▶ **SET EXERCISE**
In the copy, include every entry exactly but none of the images.

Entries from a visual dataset
********************

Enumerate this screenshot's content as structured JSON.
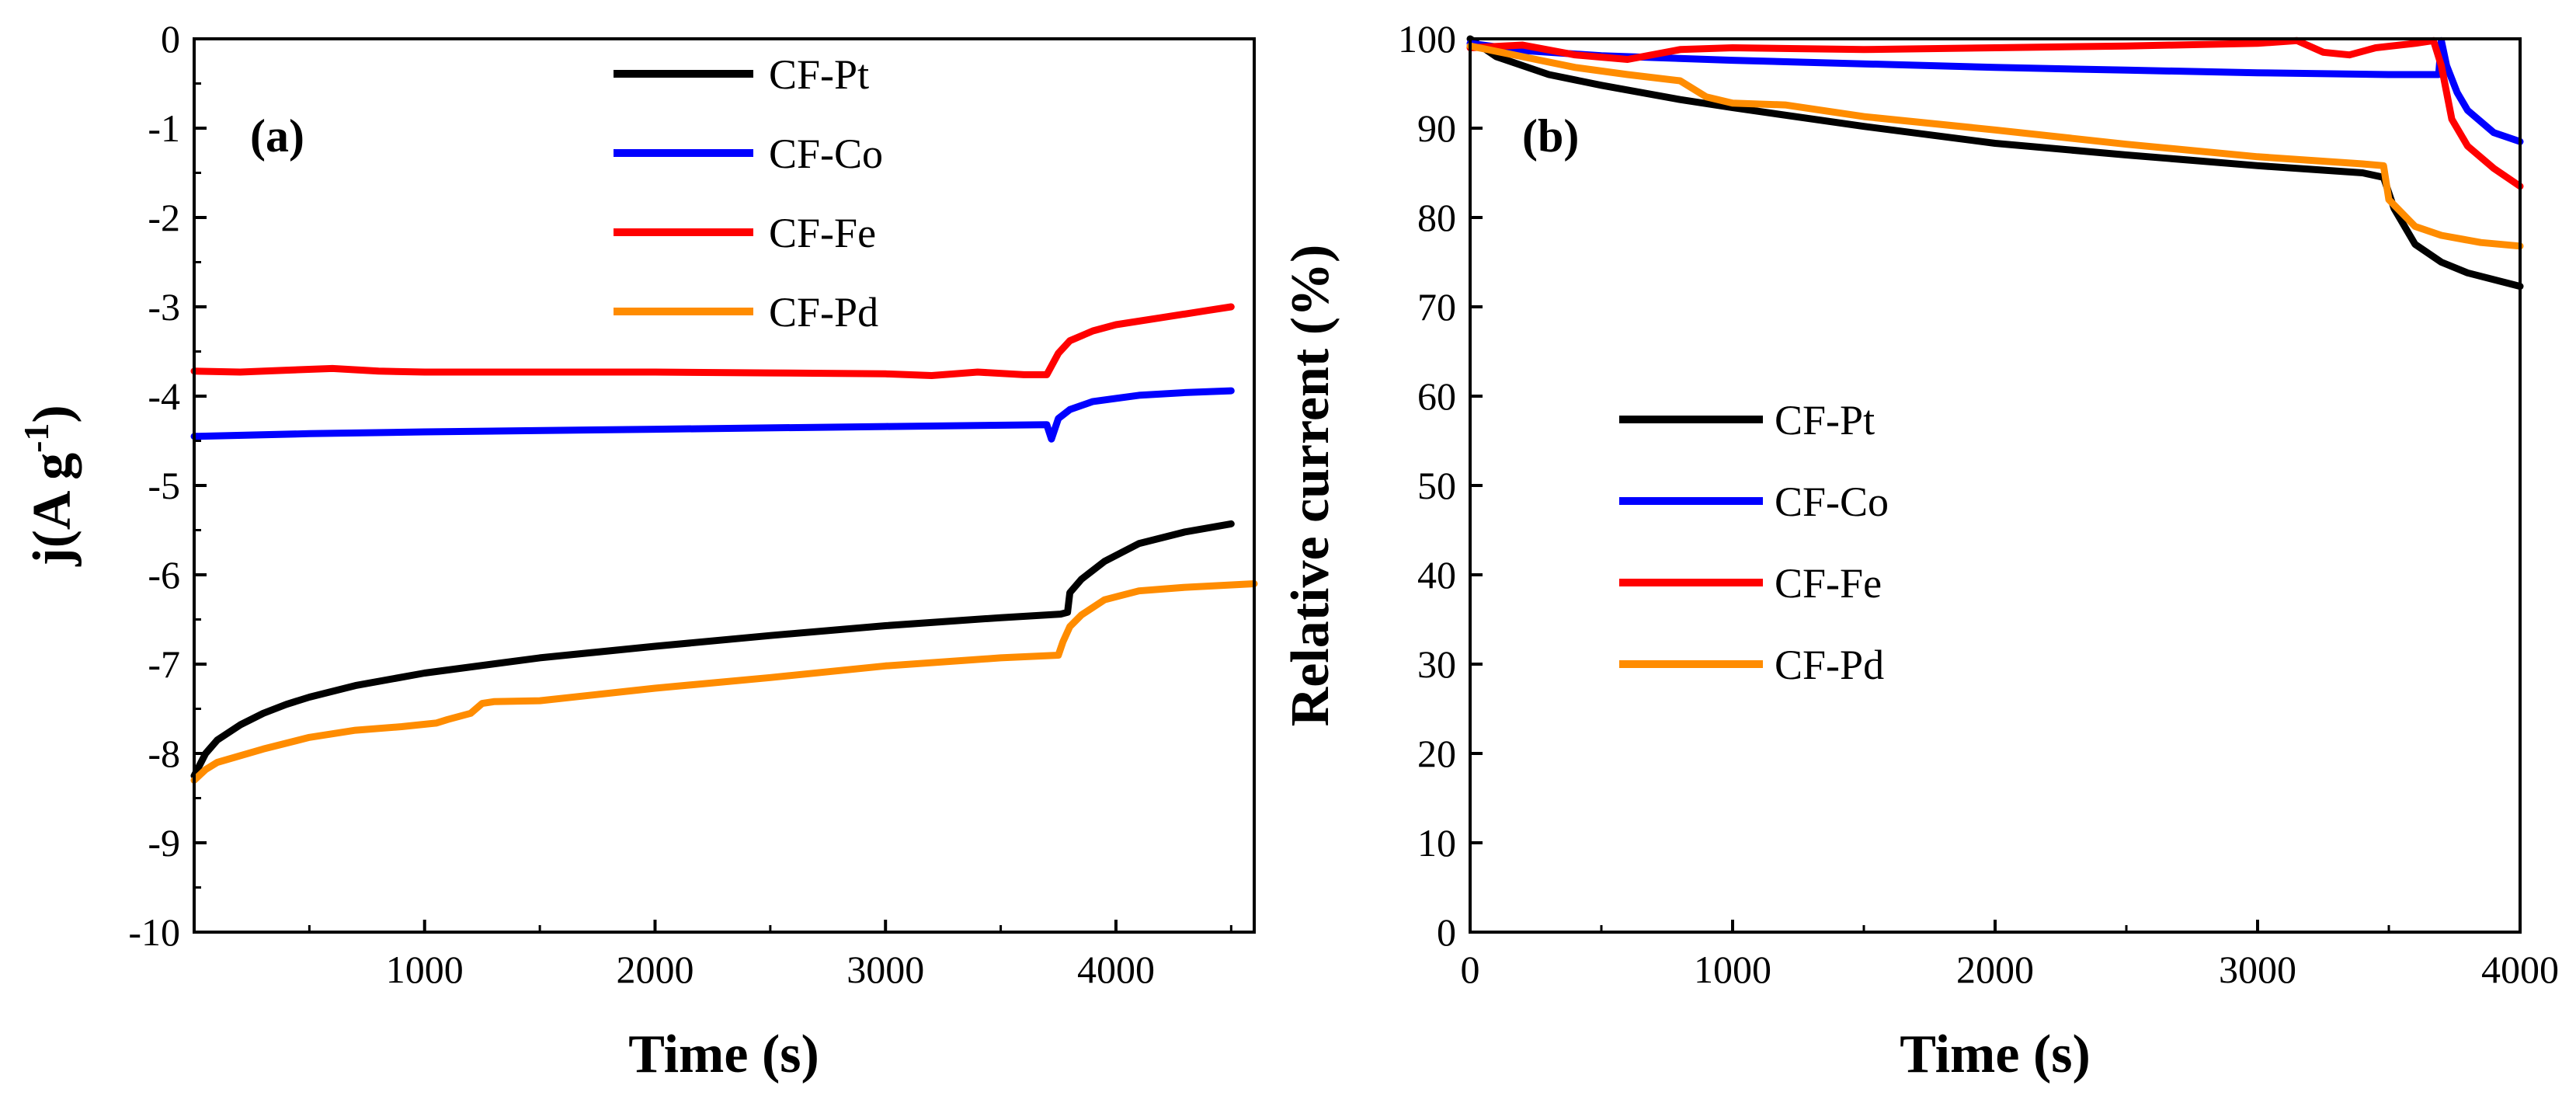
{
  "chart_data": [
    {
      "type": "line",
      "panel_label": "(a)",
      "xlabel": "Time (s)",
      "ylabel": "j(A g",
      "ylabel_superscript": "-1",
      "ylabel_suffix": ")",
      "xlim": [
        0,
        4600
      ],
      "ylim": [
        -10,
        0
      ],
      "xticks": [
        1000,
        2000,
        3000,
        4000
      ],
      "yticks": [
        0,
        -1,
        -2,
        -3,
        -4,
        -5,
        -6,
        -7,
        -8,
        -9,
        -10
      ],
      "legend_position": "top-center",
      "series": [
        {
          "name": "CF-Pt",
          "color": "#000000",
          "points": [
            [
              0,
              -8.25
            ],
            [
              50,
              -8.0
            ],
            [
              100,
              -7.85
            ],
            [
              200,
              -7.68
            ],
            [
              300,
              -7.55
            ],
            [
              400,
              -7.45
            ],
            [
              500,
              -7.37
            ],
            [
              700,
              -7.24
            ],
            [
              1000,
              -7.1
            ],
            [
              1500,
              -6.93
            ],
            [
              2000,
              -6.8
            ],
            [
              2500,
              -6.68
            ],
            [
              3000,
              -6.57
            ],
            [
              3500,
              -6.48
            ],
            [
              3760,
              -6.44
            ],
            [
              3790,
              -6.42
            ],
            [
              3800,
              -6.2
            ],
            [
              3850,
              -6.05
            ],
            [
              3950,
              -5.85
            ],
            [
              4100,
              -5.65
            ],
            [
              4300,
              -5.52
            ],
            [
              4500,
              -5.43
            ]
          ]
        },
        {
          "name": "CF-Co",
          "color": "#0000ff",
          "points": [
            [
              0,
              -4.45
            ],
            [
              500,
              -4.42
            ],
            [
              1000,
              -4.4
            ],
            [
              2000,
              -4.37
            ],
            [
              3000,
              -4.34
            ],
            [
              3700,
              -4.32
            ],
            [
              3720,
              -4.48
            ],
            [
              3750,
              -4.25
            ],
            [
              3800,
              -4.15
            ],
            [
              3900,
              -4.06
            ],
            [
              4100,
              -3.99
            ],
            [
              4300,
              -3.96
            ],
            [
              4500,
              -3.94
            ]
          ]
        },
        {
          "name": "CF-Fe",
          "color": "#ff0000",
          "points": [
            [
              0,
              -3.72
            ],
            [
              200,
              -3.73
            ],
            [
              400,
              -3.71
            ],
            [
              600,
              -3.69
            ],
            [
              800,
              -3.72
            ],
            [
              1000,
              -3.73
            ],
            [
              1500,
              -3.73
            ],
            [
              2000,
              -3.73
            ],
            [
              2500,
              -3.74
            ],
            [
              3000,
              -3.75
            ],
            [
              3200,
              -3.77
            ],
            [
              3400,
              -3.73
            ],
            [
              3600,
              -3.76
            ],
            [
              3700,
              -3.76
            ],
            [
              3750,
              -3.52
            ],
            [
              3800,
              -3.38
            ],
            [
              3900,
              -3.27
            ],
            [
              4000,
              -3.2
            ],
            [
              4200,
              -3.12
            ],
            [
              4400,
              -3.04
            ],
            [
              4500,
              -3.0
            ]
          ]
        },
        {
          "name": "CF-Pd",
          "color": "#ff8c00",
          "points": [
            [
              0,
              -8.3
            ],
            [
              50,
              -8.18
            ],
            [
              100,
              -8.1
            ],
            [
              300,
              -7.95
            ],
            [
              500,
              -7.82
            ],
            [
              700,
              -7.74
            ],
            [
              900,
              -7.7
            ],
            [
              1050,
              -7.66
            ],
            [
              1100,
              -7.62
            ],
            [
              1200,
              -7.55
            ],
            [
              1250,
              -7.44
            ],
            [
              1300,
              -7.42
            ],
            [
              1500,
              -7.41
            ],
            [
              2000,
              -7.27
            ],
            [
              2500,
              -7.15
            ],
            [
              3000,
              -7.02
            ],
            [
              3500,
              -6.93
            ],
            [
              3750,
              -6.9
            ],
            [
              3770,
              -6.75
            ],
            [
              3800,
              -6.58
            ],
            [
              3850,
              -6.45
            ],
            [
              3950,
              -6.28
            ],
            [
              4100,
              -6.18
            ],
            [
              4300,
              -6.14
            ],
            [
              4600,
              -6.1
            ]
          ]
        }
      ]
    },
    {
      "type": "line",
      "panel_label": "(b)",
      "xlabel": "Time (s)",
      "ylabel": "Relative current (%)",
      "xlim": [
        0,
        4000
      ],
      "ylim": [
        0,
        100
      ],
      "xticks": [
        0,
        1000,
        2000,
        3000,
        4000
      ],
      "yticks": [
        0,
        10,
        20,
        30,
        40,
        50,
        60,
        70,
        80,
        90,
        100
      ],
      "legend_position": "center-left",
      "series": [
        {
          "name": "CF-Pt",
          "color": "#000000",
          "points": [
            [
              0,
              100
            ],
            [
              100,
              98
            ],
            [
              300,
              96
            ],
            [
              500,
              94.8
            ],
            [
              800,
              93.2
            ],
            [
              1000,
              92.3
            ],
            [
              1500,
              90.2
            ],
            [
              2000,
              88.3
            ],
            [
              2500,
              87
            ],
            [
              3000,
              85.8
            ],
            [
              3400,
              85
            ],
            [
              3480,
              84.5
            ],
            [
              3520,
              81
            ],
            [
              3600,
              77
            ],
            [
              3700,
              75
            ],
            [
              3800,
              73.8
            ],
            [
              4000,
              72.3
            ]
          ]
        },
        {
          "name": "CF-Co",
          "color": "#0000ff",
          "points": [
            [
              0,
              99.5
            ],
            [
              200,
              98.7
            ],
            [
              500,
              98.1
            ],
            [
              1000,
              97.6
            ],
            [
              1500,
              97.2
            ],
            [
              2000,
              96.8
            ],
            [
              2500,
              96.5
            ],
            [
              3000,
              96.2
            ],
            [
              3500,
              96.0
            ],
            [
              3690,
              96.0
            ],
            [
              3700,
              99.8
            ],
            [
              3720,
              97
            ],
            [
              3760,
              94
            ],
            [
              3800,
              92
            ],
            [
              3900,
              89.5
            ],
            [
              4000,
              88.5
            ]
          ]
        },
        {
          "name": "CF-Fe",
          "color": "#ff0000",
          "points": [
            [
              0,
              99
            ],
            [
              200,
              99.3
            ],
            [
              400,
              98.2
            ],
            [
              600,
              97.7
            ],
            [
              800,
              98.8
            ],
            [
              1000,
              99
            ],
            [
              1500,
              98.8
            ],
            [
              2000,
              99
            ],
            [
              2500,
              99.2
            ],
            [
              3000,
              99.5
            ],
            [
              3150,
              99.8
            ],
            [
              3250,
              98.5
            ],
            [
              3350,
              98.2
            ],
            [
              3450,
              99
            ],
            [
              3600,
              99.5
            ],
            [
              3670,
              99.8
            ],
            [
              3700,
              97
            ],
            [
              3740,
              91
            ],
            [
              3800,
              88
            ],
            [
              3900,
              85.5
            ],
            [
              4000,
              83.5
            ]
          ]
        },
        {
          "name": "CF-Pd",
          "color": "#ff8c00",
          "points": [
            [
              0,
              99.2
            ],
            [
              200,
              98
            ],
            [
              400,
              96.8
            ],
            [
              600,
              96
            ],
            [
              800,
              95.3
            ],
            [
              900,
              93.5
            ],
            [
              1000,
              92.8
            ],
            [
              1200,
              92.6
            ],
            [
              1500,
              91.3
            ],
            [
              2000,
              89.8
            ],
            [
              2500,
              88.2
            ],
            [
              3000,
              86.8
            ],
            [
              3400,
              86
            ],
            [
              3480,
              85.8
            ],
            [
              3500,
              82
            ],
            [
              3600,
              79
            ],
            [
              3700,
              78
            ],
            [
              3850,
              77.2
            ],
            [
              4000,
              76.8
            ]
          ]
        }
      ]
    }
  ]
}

********************

▶ **EXERCISE RESPONSE**
Enumerate this screenshot's content as structured JSON.
{
  "chart_data": [
    {
      "type": "line",
      "panel_label": "(a)",
      "xlabel": "Time (s)",
      "ylabel": "j(A g",
      "ylabel_superscript": "-1",
      "ylabel_suffix": ")",
      "xlim": [
        0,
        4600
      ],
      "ylim": [
        -10,
        0
      ],
      "xticks": [
        1000,
        2000,
        3000,
        4000
      ],
      "yticks": [
        0,
        -1,
        -2,
        -3,
        -4,
        -5,
        -6,
        -7,
        -8,
        -9,
        -10
      ],
      "legend_position": "top-center",
      "series": [
        {
          "name": "CF-Pt",
          "color": "#000000",
          "points": [
            [
              0,
              -8.25
            ],
            [
              50,
              -8.0
            ],
            [
              100,
              -7.85
            ],
            [
              200,
              -7.68
            ],
            [
              300,
              -7.55
            ],
            [
              400,
              -7.45
            ],
            [
              500,
              -7.37
            ],
            [
              700,
              -7.24
            ],
            [
              1000,
              -7.1
            ],
            [
              1500,
              -6.93
            ],
            [
              2000,
              -6.8
            ],
            [
              2500,
              -6.68
            ],
            [
              3000,
              -6.57
            ],
            [
              3500,
              -6.48
            ],
            [
              3760,
              -6.44
            ],
            [
              3790,
              -6.42
            ],
            [
              3800,
              -6.2
            ],
            [
              3850,
              -6.05
            ],
            [
              3950,
              -5.85
            ],
            [
              4100,
              -5.65
            ],
            [
              4300,
              -5.52
            ],
            [
              4500,
              -5.43
            ]
          ]
        },
        {
          "name": "CF-Co",
          "color": "#0000ff",
          "points": [
            [
              0,
              -4.45
            ],
            [
              500,
              -4.42
            ],
            [
              1000,
              -4.4
            ],
            [
              2000,
              -4.37
            ],
            [
              3000,
              -4.34
            ],
            [
              3700,
              -4.32
            ],
            [
              3720,
              -4.48
            ],
            [
              3750,
              -4.25
            ],
            [
              3800,
              -4.15
            ],
            [
              3900,
              -4.06
            ],
            [
              4100,
              -3.99
            ],
            [
              4300,
              -3.96
            ],
            [
              4500,
              -3.94
            ]
          ]
        },
        {
          "name": "CF-Fe",
          "color": "#ff0000",
          "points": [
            [
              0,
              -3.72
            ],
            [
              200,
              -3.73
            ],
            [
              400,
              -3.71
            ],
            [
              600,
              -3.69
            ],
            [
              800,
              -3.72
            ],
            [
              1000,
              -3.73
            ],
            [
              1500,
              -3.73
            ],
            [
              2000,
              -3.73
            ],
            [
              2500,
              -3.74
            ],
            [
              3000,
              -3.75
            ],
            [
              3200,
              -3.77
            ],
            [
              3400,
              -3.73
            ],
            [
              3600,
              -3.76
            ],
            [
              3700,
              -3.76
            ],
            [
              3750,
              -3.52
            ],
            [
              3800,
              -3.38
            ],
            [
              3900,
              -3.27
            ],
            [
              4000,
              -3.2
            ],
            [
              4200,
              -3.12
            ],
            [
              4400,
              -3.04
            ],
            [
              4500,
              -3.0
            ]
          ]
        },
        {
          "name": "CF-Pd",
          "color": "#ff8c00",
          "points": [
            [
              0,
              -8.3
            ],
            [
              50,
              -8.18
            ],
            [
              100,
              -8.1
            ],
            [
              300,
              -7.95
            ],
            [
              500,
              -7.82
            ],
            [
              700,
              -7.74
            ],
            [
              900,
              -7.7
            ],
            [
              1050,
              -7.66
            ],
            [
              1100,
              -7.62
            ],
            [
              1200,
              -7.55
            ],
            [
              1250,
              -7.44
            ],
            [
              1300,
              -7.42
            ],
            [
              1500,
              -7.41
            ],
            [
              2000,
              -7.27
            ],
            [
              2500,
              -7.15
            ],
            [
              3000,
              -7.02
            ],
            [
              3500,
              -6.93
            ],
            [
              3750,
              -6.9
            ],
            [
              3770,
              -6.75
            ],
            [
              3800,
              -6.58
            ],
            [
              3850,
              -6.45
            ],
            [
              3950,
              -6.28
            ],
            [
              4100,
              -6.18
            ],
            [
              4300,
              -6.14
            ],
            [
              4600,
              -6.1
            ]
          ]
        }
      ]
    },
    {
      "type": "line",
      "panel_label": "(b)",
      "xlabel": "Time (s)",
      "ylabel": "Relative current (%)",
      "xlim": [
        0,
        4000
      ],
      "ylim": [
        0,
        100
      ],
      "xticks": [
        0,
        1000,
        2000,
        3000,
        4000
      ],
      "yticks": [
        0,
        10,
        20,
        30,
        40,
        50,
        60,
        70,
        80,
        90,
        100
      ],
      "legend_position": "center-left",
      "series": [
        {
          "name": "CF-Pt",
          "color": "#000000",
          "points": [
            [
              0,
              100
            ],
            [
              100,
              98
            ],
            [
              300,
              96
            ],
            [
              500,
              94.8
            ],
            [
              800,
              93.2
            ],
            [
              1000,
              92.3
            ],
            [
              1500,
              90.2
            ],
            [
              2000,
              88.3
            ],
            [
              2500,
              87
            ],
            [
              3000,
              85.8
            ],
            [
              3400,
              85
            ],
            [
              3480,
              84.5
            ],
            [
              3520,
              81
            ],
            [
              3600,
              77
            ],
            [
              3700,
              75
            ],
            [
              3800,
              73.8
            ],
            [
              4000,
              72.3
            ]
          ]
        },
        {
          "name": "CF-Co",
          "color": "#0000ff",
          "points": [
            [
              0,
              99.5
            ],
            [
              200,
              98.7
            ],
            [
              500,
              98.1
            ],
            [
              1000,
              97.6
            ],
            [
              1500,
              97.2
            ],
            [
              2000,
              96.8
            ],
            [
              2500,
              96.5
            ],
            [
              3000,
              96.2
            ],
            [
              3500,
              96.0
            ],
            [
              3690,
              96.0
            ],
            [
              3700,
              99.8
            ],
            [
              3720,
              97
            ],
            [
              3760,
              94
            ],
            [
              3800,
              92
            ],
            [
              3900,
              89.5
            ],
            [
              4000,
              88.5
            ]
          ]
        },
        {
          "name": "CF-Fe",
          "color": "#ff0000",
          "points": [
            [
              0,
              99
            ],
            [
              200,
              99.3
            ],
            [
              400,
              98.2
            ],
            [
              600,
              97.7
            ],
            [
              800,
              98.8
            ],
            [
              1000,
              99
            ],
            [
              1500,
              98.8
            ],
            [
              2000,
              99
            ],
            [
              2500,
              99.2
            ],
            [
              3000,
              99.5
            ],
            [
              3150,
              99.8
            ],
            [
              3250,
              98.5
            ],
            [
              3350,
              98.2
            ],
            [
              3450,
              99
            ],
            [
              3600,
              99.5
            ],
            [
              3670,
              99.8
            ],
            [
              3700,
              97
            ],
            [
              3740,
              91
            ],
            [
              3800,
              88
            ],
            [
              3900,
              85.5
            ],
            [
              4000,
              83.5
            ]
          ]
        },
        {
          "name": "CF-Pd",
          "color": "#ff8c00",
          "points": [
            [
              0,
              99.2
            ],
            [
              200,
              98
            ],
            [
              400,
              96.8
            ],
            [
              600,
              96
            ],
            [
              800,
              95.3
            ],
            [
              900,
              93.5
            ],
            [
              1000,
              92.8
            ],
            [
              1200,
              92.6
            ],
            [
              1500,
              91.3
            ],
            [
              2000,
              89.8
            ],
            [
              2500,
              88.2
            ],
            [
              3000,
              86.8
            ],
            [
              3400,
              86
            ],
            [
              3480,
              85.8
            ],
            [
              3500,
              82
            ],
            [
              3600,
              79
            ],
            [
              3700,
              78
            ],
            [
              3850,
              77.2
            ],
            [
              4000,
              76.8
            ]
          ]
        }
      ]
    }
  ]
}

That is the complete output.